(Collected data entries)
>> begin

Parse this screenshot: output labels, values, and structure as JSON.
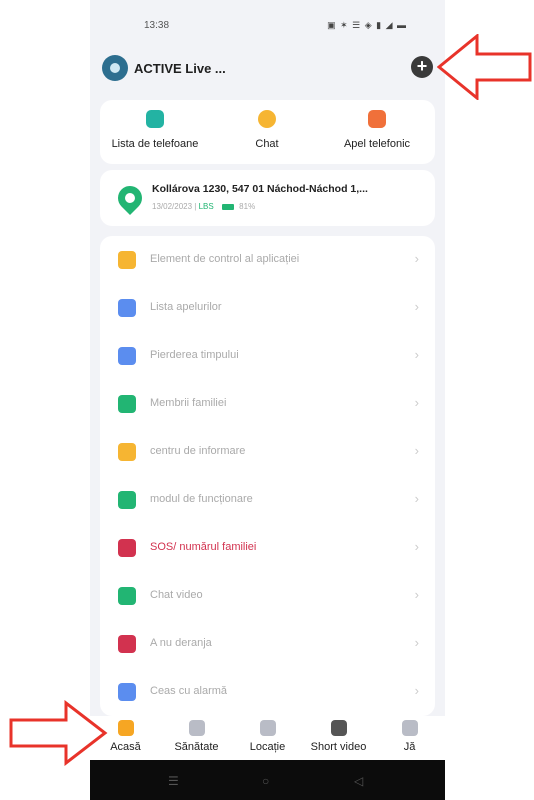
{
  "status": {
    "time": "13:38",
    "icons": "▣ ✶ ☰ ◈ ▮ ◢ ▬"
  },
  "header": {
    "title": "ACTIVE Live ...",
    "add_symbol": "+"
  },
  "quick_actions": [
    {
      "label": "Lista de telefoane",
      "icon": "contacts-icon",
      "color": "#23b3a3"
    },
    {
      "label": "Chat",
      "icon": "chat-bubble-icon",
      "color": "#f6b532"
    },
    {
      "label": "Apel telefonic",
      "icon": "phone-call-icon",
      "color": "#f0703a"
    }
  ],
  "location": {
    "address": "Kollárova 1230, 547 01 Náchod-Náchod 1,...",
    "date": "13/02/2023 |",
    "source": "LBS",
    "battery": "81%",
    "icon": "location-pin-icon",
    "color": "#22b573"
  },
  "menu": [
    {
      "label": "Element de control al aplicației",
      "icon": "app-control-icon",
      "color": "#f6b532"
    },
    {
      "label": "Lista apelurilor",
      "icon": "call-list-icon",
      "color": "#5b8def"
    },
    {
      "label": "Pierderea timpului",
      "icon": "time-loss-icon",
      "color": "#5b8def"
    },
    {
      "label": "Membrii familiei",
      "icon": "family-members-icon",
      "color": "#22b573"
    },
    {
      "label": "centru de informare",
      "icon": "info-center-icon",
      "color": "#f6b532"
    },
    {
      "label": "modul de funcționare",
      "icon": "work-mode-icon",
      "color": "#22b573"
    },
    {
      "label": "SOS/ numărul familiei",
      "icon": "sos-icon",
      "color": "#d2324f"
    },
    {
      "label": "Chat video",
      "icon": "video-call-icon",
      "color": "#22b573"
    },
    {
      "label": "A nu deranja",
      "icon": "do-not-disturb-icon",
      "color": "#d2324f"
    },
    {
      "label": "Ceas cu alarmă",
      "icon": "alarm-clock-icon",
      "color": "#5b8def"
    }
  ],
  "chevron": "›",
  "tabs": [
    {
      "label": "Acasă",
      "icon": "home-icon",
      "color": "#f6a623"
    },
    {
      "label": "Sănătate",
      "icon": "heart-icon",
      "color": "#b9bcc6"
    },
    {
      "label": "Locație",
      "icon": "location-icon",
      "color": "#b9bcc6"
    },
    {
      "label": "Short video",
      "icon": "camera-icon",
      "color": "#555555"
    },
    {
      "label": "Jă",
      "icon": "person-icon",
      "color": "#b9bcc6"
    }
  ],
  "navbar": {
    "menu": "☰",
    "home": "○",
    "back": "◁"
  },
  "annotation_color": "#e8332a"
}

>> end
>> begin

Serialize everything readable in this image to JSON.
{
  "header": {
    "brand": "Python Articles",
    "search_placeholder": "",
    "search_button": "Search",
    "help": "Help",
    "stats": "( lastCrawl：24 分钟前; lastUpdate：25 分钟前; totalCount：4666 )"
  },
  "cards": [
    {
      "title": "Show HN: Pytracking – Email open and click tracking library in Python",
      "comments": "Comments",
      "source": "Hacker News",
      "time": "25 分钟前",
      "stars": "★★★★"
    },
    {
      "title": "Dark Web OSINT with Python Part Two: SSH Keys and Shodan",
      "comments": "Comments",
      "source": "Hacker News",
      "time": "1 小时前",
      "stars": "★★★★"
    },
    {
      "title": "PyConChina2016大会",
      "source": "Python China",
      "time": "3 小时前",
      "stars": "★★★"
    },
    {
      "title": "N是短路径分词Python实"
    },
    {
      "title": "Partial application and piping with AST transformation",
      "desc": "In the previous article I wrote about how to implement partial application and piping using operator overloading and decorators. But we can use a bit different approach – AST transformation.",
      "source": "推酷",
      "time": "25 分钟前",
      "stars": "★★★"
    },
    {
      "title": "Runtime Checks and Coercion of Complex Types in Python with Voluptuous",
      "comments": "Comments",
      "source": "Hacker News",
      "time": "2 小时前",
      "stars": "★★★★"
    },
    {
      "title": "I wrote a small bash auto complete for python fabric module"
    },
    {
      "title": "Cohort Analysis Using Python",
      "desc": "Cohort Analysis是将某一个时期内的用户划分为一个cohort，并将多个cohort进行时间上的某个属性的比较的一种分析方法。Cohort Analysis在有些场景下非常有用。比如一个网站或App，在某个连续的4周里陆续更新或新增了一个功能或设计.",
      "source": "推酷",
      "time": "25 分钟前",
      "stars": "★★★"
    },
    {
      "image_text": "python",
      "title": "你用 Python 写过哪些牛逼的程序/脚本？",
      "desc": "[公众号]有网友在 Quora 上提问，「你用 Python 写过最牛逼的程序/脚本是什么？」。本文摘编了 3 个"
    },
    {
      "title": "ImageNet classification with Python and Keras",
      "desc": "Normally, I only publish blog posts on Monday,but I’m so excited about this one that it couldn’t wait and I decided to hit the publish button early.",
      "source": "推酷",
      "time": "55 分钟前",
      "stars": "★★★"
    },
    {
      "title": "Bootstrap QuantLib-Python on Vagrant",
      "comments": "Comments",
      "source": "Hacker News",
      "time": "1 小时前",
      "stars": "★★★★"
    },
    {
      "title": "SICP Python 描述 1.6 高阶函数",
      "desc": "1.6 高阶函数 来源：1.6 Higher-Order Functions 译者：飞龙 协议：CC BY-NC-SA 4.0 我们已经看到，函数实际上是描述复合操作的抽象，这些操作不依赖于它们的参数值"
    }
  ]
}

>> end
>> begin

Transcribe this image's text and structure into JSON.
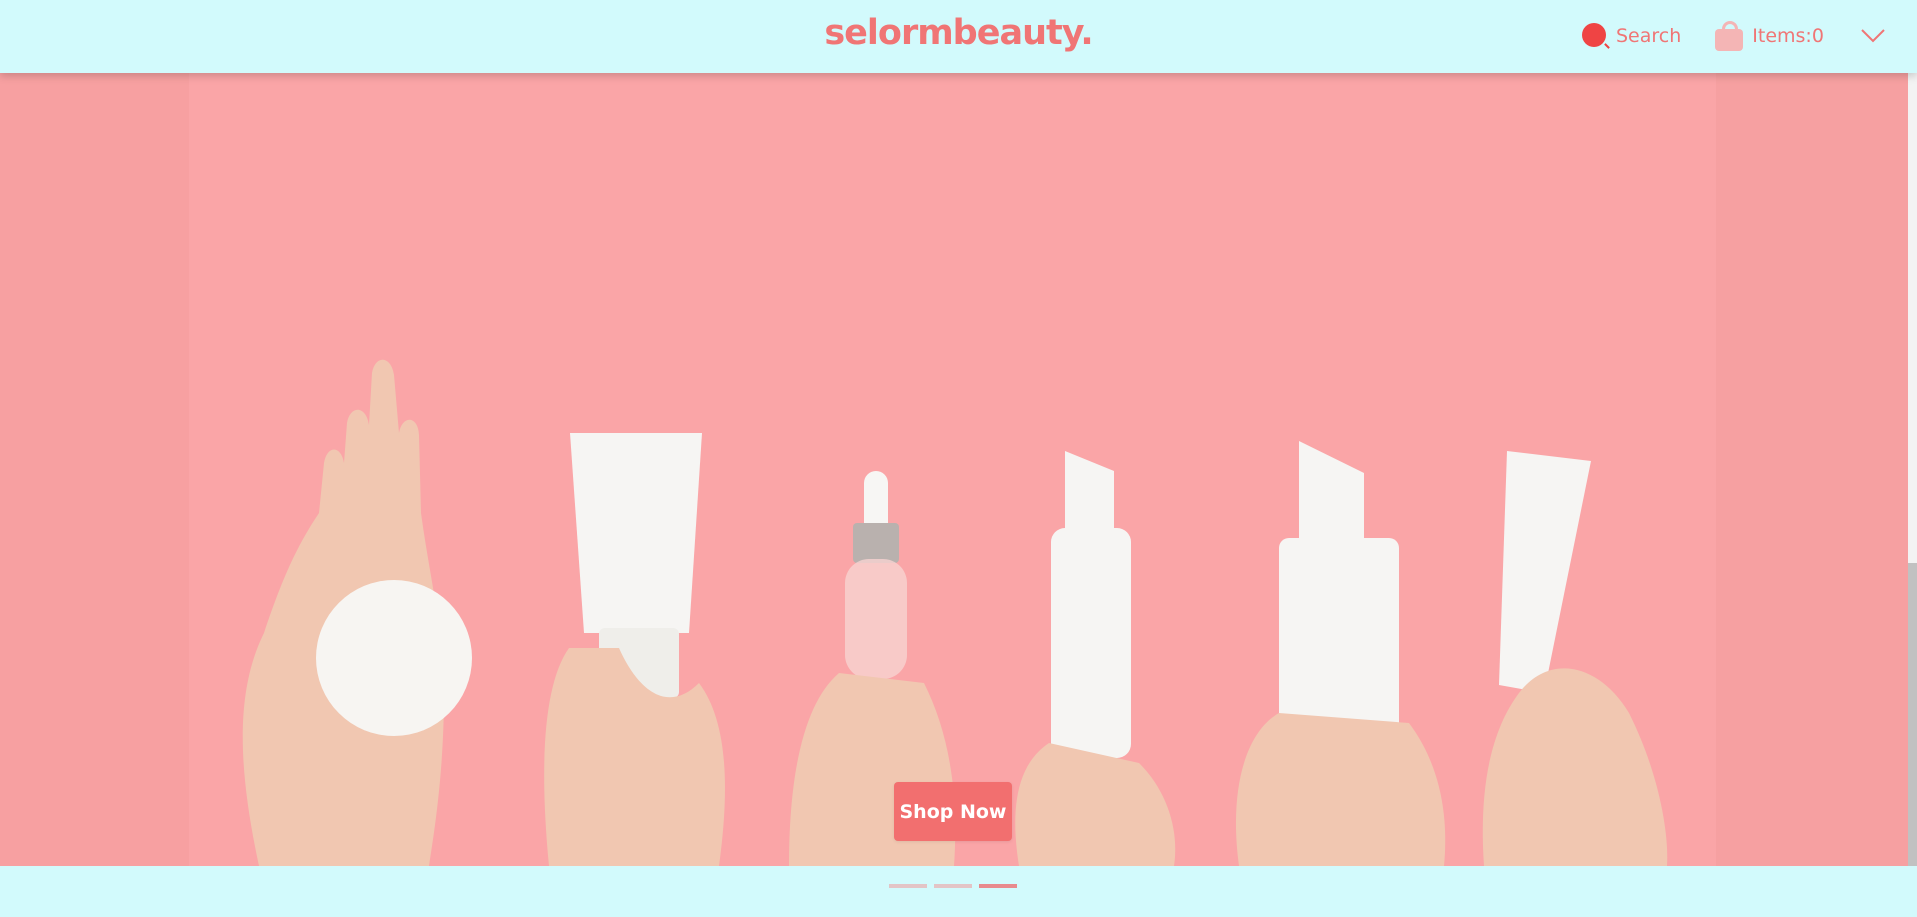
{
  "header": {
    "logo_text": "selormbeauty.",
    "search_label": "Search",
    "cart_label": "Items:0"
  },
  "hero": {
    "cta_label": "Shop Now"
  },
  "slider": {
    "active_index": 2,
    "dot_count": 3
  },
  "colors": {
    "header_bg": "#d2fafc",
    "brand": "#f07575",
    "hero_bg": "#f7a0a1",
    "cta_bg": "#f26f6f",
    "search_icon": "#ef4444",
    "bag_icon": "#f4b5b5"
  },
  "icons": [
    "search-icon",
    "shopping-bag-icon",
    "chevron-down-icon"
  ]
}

>> end

**EXERCISE OBJECTIVE:** Copy out each line that contains the word "高阶函数".

**TASK ANSWER:**
      "title": "SICP Python 描述 1.6 高阶函数",
      "desc": "1.6 高阶函数 来源：1.6 Higher-Order Functions 译者：飞龙 协议：CC BY-NC-SA 4.0 我们已经看到，函数实际上是描述复合操作的抽象，这些操作不依赖于它们的参数值"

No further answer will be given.